● **Data section**:
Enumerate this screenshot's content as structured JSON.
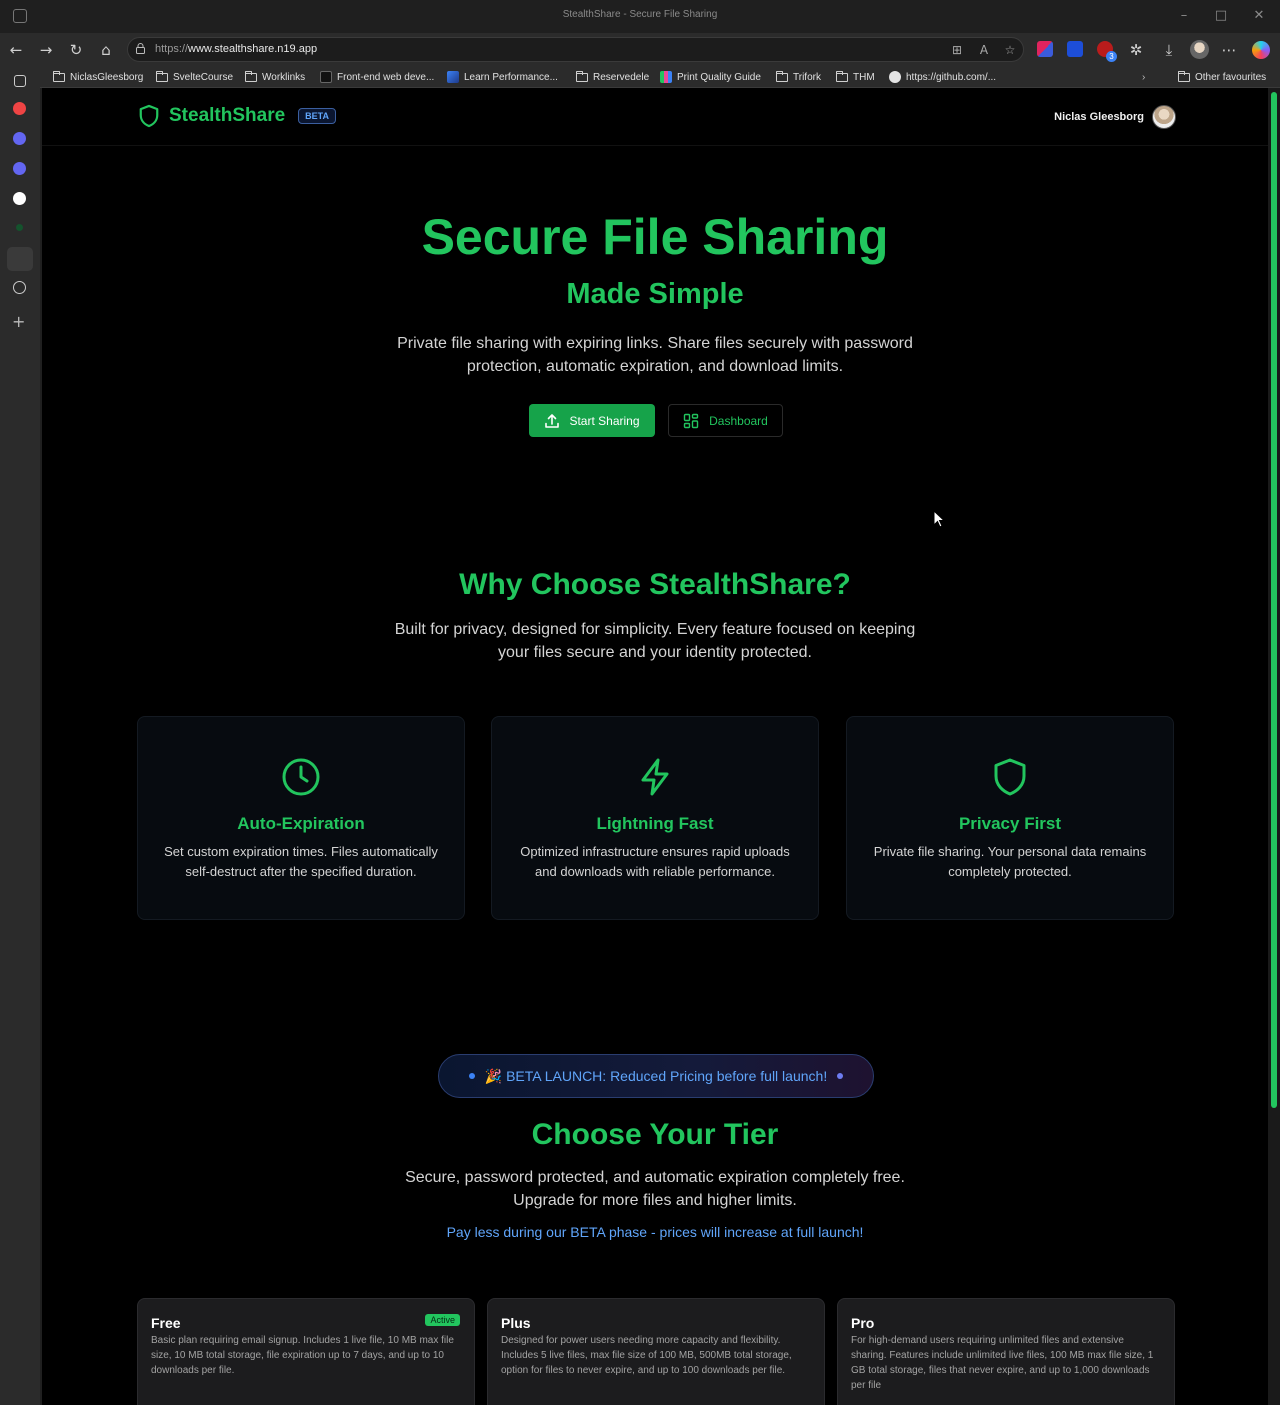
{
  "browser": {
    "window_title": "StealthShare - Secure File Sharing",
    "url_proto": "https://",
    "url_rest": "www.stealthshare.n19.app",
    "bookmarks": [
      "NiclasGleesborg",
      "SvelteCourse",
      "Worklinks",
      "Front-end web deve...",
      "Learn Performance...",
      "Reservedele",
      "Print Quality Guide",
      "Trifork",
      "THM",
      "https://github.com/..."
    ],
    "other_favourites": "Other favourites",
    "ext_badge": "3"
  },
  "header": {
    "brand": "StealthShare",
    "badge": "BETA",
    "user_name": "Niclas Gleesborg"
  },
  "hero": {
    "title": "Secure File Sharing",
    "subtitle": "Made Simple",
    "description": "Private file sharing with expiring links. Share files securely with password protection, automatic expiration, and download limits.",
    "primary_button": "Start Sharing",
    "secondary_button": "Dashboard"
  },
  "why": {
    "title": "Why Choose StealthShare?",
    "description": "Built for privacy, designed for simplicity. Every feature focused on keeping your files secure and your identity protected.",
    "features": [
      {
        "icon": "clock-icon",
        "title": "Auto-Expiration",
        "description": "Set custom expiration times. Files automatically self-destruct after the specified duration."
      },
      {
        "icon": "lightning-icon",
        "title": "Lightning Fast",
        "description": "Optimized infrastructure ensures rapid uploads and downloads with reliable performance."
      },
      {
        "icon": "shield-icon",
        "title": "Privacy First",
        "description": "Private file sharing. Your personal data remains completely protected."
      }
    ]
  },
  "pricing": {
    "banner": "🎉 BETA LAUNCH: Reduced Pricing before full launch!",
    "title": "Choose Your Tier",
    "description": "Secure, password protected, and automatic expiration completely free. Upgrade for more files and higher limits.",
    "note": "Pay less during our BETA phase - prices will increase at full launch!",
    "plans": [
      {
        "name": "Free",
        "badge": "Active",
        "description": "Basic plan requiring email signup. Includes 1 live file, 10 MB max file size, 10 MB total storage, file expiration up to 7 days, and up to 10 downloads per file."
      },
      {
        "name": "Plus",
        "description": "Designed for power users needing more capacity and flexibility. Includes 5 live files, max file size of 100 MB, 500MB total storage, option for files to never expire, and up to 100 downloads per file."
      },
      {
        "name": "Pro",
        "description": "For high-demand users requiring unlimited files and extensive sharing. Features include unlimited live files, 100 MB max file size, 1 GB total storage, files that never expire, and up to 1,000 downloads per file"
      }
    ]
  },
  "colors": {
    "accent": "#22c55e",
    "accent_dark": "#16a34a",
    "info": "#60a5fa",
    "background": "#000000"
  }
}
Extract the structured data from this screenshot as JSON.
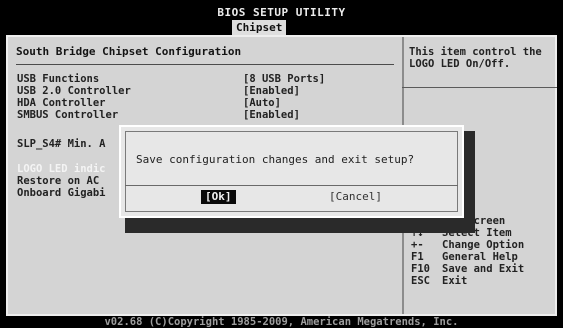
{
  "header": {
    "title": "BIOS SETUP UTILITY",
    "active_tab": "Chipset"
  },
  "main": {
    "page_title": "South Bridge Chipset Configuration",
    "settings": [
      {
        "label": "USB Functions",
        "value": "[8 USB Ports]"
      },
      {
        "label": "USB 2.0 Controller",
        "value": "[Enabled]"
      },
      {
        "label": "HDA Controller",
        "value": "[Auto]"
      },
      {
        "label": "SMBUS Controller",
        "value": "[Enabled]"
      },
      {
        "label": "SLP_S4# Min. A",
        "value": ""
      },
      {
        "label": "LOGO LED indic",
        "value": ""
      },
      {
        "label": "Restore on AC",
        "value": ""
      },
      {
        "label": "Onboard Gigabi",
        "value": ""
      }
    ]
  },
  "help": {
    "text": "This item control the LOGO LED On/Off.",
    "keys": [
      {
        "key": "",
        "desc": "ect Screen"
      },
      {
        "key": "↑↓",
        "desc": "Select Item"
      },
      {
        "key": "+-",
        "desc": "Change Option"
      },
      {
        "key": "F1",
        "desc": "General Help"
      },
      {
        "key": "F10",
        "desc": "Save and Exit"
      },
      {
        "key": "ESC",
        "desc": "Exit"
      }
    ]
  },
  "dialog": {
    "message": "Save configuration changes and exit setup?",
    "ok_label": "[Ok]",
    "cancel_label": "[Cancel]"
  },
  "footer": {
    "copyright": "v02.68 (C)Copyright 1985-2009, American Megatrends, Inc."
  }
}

● **Written instruction**: Quote the entries above word for word. Leave the images out.

● **Solution to the problem**:
Enumerate this screenshot's content as structured JSON.
{
  "browser": {
    "window_title": "StealthShare - Secure File Sharing",
    "url_proto": "https://",
    "url_rest": "www.stealthshare.n19.app",
    "bookmarks": [
      "NiclasGleesborg",
      "SvelteCourse",
      "Worklinks",
      "Front-end web deve...",
      "Learn Performance...",
      "Reservedele",
      "Print Quality Guide",
      "Trifork",
      "THM",
      "https://github.com/..."
    ],
    "other_favourites": "Other favourites",
    "ext_badge": "3"
  },
  "header": {
    "brand": "StealthShare",
    "badge": "BETA",
    "user_name": "Niclas Gleesborg"
  },
  "hero": {
    "title": "Secure File Sharing",
    "subtitle": "Made Simple",
    "description": "Private file sharing with expiring links. Share files securely with password protection, automatic expiration, and download limits.",
    "primary_button": "Start Sharing",
    "secondary_button": "Dashboard"
  },
  "why": {
    "title": "Why Choose StealthShare?",
    "description": "Built for privacy, designed for simplicity. Every feature focused on keeping your files secure and your identity protected.",
    "features": [
      {
        "icon": "clock-icon",
        "title": "Auto-Expiration",
        "description": "Set custom expiration times. Files automatically self-destruct after the specified duration."
      },
      {
        "icon": "lightning-icon",
        "title": "Lightning Fast",
        "description": "Optimized infrastructure ensures rapid uploads and downloads with reliable performance."
      },
      {
        "icon": "shield-icon",
        "title": "Privacy First",
        "description": "Private file sharing. Your personal data remains completely protected."
      }
    ]
  },
  "pricing": {
    "banner": "🎉 BETA LAUNCH: Reduced Pricing before full launch!",
    "title": "Choose Your Tier",
    "description": "Secure, password protected, and automatic expiration completely free. Upgrade for more files and higher limits.",
    "note": "Pay less during our BETA phase - prices will increase at full launch!",
    "plans": [
      {
        "name": "Free",
        "badge": "Active",
        "description": "Basic plan requiring email signup. Includes 1 live file, 10 MB max file size, 10 MB total storage, file expiration up to 7 days, and up to 10 downloads per file."
      },
      {
        "name": "Plus",
        "description": "Designed for power users needing more capacity and flexibility. Includes 5 live files, max file size of 100 MB, 500MB total storage, option for files to never expire, and up to 100 downloads per file."
      },
      {
        "name": "Pro",
        "description": "For high-demand users requiring unlimited files and extensive sharing. Features include unlimited live files, 100 MB max file size, 1 GB total storage, files that never expire, and up to 1,000 downloads per file"
      }
    ]
  },
  "colors": {
    "accent": "#22c55e",
    "accent_dark": "#16a34a",
    "info": "#60a5fa",
    "background": "#000000"
  }
}
Extract the structured data from this screenshot as JSON.
{
  "header": {
    "title": "BIOS SETUP UTILITY",
    "active_tab": "Chipset"
  },
  "main": {
    "page_title": "South Bridge Chipset Configuration",
    "settings": [
      {
        "label": "USB Functions",
        "value": "[8 USB Ports]"
      },
      {
        "label": "USB 2.0 Controller",
        "value": "[Enabled]"
      },
      {
        "label": "HDA Controller",
        "value": "[Auto]"
      },
      {
        "label": "SMBUS Controller",
        "value": "[Enabled]"
      },
      {
        "label": "SLP_S4# Min. A",
        "value": ""
      },
      {
        "label": "LOGO LED indic",
        "value": ""
      },
      {
        "label": "Restore on AC",
        "value": ""
      },
      {
        "label": "Onboard Gigabi",
        "value": ""
      }
    ]
  },
  "help": {
    "text": "This item control the LOGO LED On/Off.",
    "keys": [
      {
        "key": "",
        "desc": "ect Screen"
      },
      {
        "key": "↑↓",
        "desc": "Select Item"
      },
      {
        "key": "+-",
        "desc": "Change Option"
      },
      {
        "key": "F1",
        "desc": "General Help"
      },
      {
        "key": "F10",
        "desc": "Save and Exit"
      },
      {
        "key": "ESC",
        "desc": "Exit"
      }
    ]
  },
  "dialog": {
    "message": "Save configuration changes and exit setup?",
    "ok_label": "[Ok]",
    "cancel_label": "[Cancel]"
  },
  "footer": {
    "copyright": "v02.68 (C)Copyright 1985-2009, American Megatrends, Inc."
  }
}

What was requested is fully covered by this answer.